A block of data
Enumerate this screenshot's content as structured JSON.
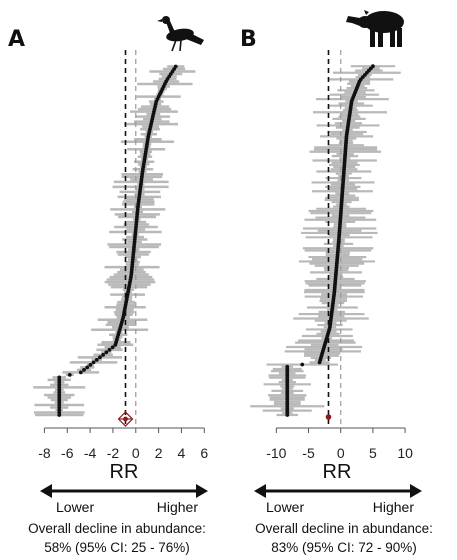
{
  "chart_data": [
    {
      "panel": "A",
      "type": "scatter",
      "panel_label": "A",
      "silhouette_icon": "guan-bird-silhouette-icon",
      "xlabel": "RR",
      "direction_labels": {
        "lower": "Lower",
        "higher": "Higher"
      },
      "xticks": [
        -8,
        -6,
        -4,
        -2,
        0,
        2,
        4,
        6
      ],
      "xlim": [
        -9,
        6.5
      ],
      "reference_lines": {
        "overall_mean": -0.9,
        "zero": 0
      },
      "overall_estimate": -0.9,
      "n_studies": 140,
      "rr_sorted_profile": [
        {
          "q": 0.0,
          "rr": -6.7
        },
        {
          "q": 0.11,
          "rr": -6.7
        },
        {
          "q": 0.12,
          "rr": -4.9
        },
        {
          "q": 0.2,
          "rr": -1.8
        },
        {
          "q": 0.28,
          "rr": -1.1
        },
        {
          "q": 0.4,
          "rr": -0.4
        },
        {
          "q": 0.5,
          "rr": -0.1
        },
        {
          "q": 0.6,
          "rr": 0.2
        },
        {
          "q": 0.7,
          "rr": 0.6
        },
        {
          "q": 0.8,
          "rr": 1.1
        },
        {
          "q": 0.9,
          "rr": 1.8
        },
        {
          "q": 0.96,
          "rr": 2.7
        },
        {
          "q": 1.0,
          "rr": 3.5
        }
      ],
      "ci_halfwidth_range": [
        0.3,
        2.5
      ],
      "summary_line1": "Overall decline in abundance:",
      "summary_line2": "58% (95% CI: 25 - 76%)",
      "colors": {
        "points": "#111111",
        "ci": "#b9b9b9",
        "estimate": "#8b1a1a"
      }
    },
    {
      "panel": "B",
      "type": "scatter",
      "panel_label": "B",
      "silhouette_icon": "tapir-silhouette-icon",
      "xlabel": "RR",
      "direction_labels": {
        "lower": "Lower",
        "higher": "Higher"
      },
      "xticks": [
        -10,
        -5,
        0,
        5,
        10
      ],
      "xlim": [
        -13,
        12
      ],
      "reference_lines": {
        "overall_mean": -1.9,
        "zero": 0
      },
      "overall_estimate": -1.9,
      "n_studies": 160,
      "rr_sorted_profile": [
        {
          "q": 0.0,
          "rr": -8.3
        },
        {
          "q": 0.14,
          "rr": -8.3
        },
        {
          "q": 0.15,
          "rr": -3.3
        },
        {
          "q": 0.25,
          "rr": -1.7
        },
        {
          "q": 0.35,
          "rr": -1.0
        },
        {
          "q": 0.5,
          "rr": -0.3
        },
        {
          "q": 0.65,
          "rr": 0.3
        },
        {
          "q": 0.8,
          "rr": 0.9
        },
        {
          "q": 0.9,
          "rr": 1.7
        },
        {
          "q": 0.96,
          "rr": 3.0
        },
        {
          "q": 1.0,
          "rr": 5.0
        }
      ],
      "ci_halfwidth_range": [
        0.8,
        6.0
      ],
      "summary_line1": "Overall decline in abundance:",
      "summary_line2": "83% (95% CI: 72 - 90%)",
      "colors": {
        "points": "#111111",
        "ci": "#b9b9b9",
        "estimate": "#8b1a1a"
      }
    }
  ]
}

> _Work to be completed_: Every record must be copied exactly, with images dropped from the result.

> _Worked solution_:
Enumerate this screenshot's content as structured JSON.
{
  "chart_data": [
    {
      "panel": "A",
      "type": "scatter",
      "panel_label": "A",
      "silhouette_icon": "guan-bird-silhouette-icon",
      "xlabel": "RR",
      "direction_labels": {
        "lower": "Lower",
        "higher": "Higher"
      },
      "xticks": [
        -8,
        -6,
        -4,
        -2,
        0,
        2,
        4,
        6
      ],
      "xlim": [
        -9,
        6.5
      ],
      "reference_lines": {
        "overall_mean": -0.9,
        "zero": 0
      },
      "overall_estimate": -0.9,
      "n_studies": 140,
      "rr_sorted_profile": [
        {
          "q": 0.0,
          "rr": -6.7
        },
        {
          "q": 0.11,
          "rr": -6.7
        },
        {
          "q": 0.12,
          "rr": -4.9
        },
        {
          "q": 0.2,
          "rr": -1.8
        },
        {
          "q": 0.28,
          "rr": -1.1
        },
        {
          "q": 0.4,
          "rr": -0.4
        },
        {
          "q": 0.5,
          "rr": -0.1
        },
        {
          "q": 0.6,
          "rr": 0.2
        },
        {
          "q": 0.7,
          "rr": 0.6
        },
        {
          "q": 0.8,
          "rr": 1.1
        },
        {
          "q": 0.9,
          "rr": 1.8
        },
        {
          "q": 0.96,
          "rr": 2.7
        },
        {
          "q": 1.0,
          "rr": 3.5
        }
      ],
      "ci_halfwidth_range": [
        0.3,
        2.5
      ],
      "summary_line1": "Overall decline in abundance:",
      "summary_line2": "58% (95% CI: 25 - 76%)",
      "colors": {
        "points": "#111111",
        "ci": "#b9b9b9",
        "estimate": "#8b1a1a"
      }
    },
    {
      "panel": "B",
      "type": "scatter",
      "panel_label": "B",
      "silhouette_icon": "tapir-silhouette-icon",
      "xlabel": "RR",
      "direction_labels": {
        "lower": "Lower",
        "higher": "Higher"
      },
      "xticks": [
        -10,
        -5,
        0,
        5,
        10
      ],
      "xlim": [
        -13,
        12
      ],
      "reference_lines": {
        "overall_mean": -1.9,
        "zero": 0
      },
      "overall_estimate": -1.9,
      "n_studies": 160,
      "rr_sorted_profile": [
        {
          "q": 0.0,
          "rr": -8.3
        },
        {
          "q": 0.14,
          "rr": -8.3
        },
        {
          "q": 0.15,
          "rr": -3.3
        },
        {
          "q": 0.25,
          "rr": -1.7
        },
        {
          "q": 0.35,
          "rr": -1.0
        },
        {
          "q": 0.5,
          "rr": -0.3
        },
        {
          "q": 0.65,
          "rr": 0.3
        },
        {
          "q": 0.8,
          "rr": 0.9
        },
        {
          "q": 0.9,
          "rr": 1.7
        },
        {
          "q": 0.96,
          "rr": 3.0
        },
        {
          "q": 1.0,
          "rr": 5.0
        }
      ],
      "ci_halfwidth_range": [
        0.8,
        6.0
      ],
      "summary_line1": "Overall decline in abundance:",
      "summary_line2": "83% (95% CI: 72 - 90%)",
      "colors": {
        "points": "#111111",
        "ci": "#b9b9b9",
        "estimate": "#8b1a1a"
      }
    }
  ]
}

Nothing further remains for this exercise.